──────── Records shown

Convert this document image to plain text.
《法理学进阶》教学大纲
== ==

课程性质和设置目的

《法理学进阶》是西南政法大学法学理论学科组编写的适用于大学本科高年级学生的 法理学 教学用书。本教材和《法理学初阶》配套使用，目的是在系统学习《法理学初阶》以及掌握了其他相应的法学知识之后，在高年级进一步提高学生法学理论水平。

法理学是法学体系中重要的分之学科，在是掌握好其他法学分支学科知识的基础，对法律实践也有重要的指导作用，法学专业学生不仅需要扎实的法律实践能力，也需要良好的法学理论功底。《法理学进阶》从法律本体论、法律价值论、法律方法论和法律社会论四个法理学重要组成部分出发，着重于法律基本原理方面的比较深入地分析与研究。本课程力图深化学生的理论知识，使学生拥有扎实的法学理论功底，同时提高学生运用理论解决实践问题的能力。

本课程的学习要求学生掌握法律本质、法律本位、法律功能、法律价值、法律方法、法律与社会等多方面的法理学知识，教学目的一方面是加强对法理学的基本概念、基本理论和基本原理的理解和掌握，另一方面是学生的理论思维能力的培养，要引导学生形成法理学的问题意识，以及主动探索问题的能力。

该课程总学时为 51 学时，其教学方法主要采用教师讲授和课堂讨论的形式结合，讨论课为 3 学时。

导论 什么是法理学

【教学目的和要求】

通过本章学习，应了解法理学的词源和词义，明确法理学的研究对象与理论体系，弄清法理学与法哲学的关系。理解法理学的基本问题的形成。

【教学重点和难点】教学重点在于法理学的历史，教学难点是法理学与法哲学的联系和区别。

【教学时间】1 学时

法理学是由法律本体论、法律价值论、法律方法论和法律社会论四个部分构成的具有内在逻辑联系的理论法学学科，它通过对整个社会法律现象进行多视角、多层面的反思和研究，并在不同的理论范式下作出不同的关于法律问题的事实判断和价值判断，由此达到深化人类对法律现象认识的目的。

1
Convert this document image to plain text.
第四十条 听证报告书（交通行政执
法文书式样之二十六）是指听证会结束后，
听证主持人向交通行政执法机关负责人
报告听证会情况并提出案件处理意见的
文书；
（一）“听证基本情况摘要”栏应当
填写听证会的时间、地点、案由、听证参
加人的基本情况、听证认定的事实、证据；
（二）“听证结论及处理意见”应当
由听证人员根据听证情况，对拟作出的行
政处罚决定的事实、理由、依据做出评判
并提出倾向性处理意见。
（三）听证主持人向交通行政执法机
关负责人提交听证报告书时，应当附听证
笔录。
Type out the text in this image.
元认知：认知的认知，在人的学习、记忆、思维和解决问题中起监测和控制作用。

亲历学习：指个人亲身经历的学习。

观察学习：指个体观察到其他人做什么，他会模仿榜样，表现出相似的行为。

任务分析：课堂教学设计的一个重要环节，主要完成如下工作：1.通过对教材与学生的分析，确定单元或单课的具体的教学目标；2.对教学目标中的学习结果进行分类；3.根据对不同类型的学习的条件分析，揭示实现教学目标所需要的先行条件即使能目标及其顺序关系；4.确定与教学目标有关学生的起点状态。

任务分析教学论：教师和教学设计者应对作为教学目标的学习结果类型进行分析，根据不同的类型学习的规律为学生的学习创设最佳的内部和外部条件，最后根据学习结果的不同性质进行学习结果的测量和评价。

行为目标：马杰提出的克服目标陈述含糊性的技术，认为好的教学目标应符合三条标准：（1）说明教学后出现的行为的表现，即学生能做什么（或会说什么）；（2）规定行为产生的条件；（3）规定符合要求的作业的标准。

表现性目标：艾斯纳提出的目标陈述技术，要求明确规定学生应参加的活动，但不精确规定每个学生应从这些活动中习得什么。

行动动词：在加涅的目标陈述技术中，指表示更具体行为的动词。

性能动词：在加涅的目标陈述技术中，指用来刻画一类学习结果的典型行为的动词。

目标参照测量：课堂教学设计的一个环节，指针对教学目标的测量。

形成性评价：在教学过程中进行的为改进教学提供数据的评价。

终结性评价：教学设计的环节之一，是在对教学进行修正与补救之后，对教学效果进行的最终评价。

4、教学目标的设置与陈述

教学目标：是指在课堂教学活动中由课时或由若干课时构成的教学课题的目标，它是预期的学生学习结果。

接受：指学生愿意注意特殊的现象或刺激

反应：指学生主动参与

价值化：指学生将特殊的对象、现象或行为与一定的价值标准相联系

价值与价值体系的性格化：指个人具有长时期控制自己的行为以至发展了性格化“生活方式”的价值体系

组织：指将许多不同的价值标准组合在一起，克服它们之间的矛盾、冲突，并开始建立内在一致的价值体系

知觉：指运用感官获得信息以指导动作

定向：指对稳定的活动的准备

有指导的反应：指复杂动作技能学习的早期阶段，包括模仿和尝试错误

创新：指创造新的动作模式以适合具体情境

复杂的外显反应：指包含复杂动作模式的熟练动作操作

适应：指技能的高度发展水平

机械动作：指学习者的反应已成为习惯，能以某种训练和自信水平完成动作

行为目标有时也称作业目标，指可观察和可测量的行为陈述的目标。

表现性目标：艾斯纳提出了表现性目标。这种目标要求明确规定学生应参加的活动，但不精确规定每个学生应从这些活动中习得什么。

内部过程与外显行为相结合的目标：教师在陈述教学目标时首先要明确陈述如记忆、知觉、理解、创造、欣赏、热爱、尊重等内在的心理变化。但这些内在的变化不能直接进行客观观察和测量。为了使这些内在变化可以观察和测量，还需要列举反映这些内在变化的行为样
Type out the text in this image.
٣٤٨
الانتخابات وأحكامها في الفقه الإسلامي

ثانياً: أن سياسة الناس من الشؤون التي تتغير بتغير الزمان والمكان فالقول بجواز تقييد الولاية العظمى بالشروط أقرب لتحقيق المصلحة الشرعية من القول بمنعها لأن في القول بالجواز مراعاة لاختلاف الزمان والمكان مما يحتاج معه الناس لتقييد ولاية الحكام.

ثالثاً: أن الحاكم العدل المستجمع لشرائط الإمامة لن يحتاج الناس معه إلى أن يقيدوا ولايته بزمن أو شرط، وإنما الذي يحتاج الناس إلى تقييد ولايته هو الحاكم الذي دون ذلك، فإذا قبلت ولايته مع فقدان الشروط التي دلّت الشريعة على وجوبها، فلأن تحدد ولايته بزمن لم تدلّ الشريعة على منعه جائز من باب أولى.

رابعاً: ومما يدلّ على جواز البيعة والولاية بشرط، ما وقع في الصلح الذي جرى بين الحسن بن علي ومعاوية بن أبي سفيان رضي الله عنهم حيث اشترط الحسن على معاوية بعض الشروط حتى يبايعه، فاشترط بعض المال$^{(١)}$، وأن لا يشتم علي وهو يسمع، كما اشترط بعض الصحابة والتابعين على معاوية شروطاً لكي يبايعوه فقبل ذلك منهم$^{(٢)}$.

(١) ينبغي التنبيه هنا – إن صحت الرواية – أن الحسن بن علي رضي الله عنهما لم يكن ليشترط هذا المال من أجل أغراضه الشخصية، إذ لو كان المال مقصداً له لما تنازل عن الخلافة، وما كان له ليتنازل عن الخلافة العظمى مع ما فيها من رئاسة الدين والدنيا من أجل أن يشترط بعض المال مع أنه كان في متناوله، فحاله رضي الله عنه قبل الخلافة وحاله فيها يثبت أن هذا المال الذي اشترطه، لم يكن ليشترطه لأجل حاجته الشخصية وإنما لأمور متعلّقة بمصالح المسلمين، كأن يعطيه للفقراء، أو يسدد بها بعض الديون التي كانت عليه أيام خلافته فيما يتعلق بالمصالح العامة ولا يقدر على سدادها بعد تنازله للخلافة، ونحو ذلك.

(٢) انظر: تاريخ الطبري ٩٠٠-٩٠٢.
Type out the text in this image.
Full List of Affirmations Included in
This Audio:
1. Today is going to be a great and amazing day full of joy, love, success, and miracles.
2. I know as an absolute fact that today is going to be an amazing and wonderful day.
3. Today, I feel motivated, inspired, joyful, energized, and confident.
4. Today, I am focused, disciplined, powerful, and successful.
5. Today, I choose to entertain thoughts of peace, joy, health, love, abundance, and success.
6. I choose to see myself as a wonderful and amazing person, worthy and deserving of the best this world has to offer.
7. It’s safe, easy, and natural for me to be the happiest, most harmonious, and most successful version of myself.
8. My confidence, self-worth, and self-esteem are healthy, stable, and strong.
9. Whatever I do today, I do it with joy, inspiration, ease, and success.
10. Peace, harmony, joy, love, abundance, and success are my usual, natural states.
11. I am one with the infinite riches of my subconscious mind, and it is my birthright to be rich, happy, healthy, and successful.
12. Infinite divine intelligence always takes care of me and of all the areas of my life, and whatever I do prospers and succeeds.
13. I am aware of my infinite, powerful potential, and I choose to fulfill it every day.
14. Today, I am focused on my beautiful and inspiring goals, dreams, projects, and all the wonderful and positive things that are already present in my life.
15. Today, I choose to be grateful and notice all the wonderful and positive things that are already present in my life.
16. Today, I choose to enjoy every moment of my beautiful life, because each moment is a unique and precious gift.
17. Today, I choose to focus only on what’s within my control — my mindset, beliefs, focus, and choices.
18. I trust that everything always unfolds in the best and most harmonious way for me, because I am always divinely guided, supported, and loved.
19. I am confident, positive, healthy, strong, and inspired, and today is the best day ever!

────────────────

**Written task**: Tally the lines holding the string "表现性目标" and give only the count.

**Written solution**: 2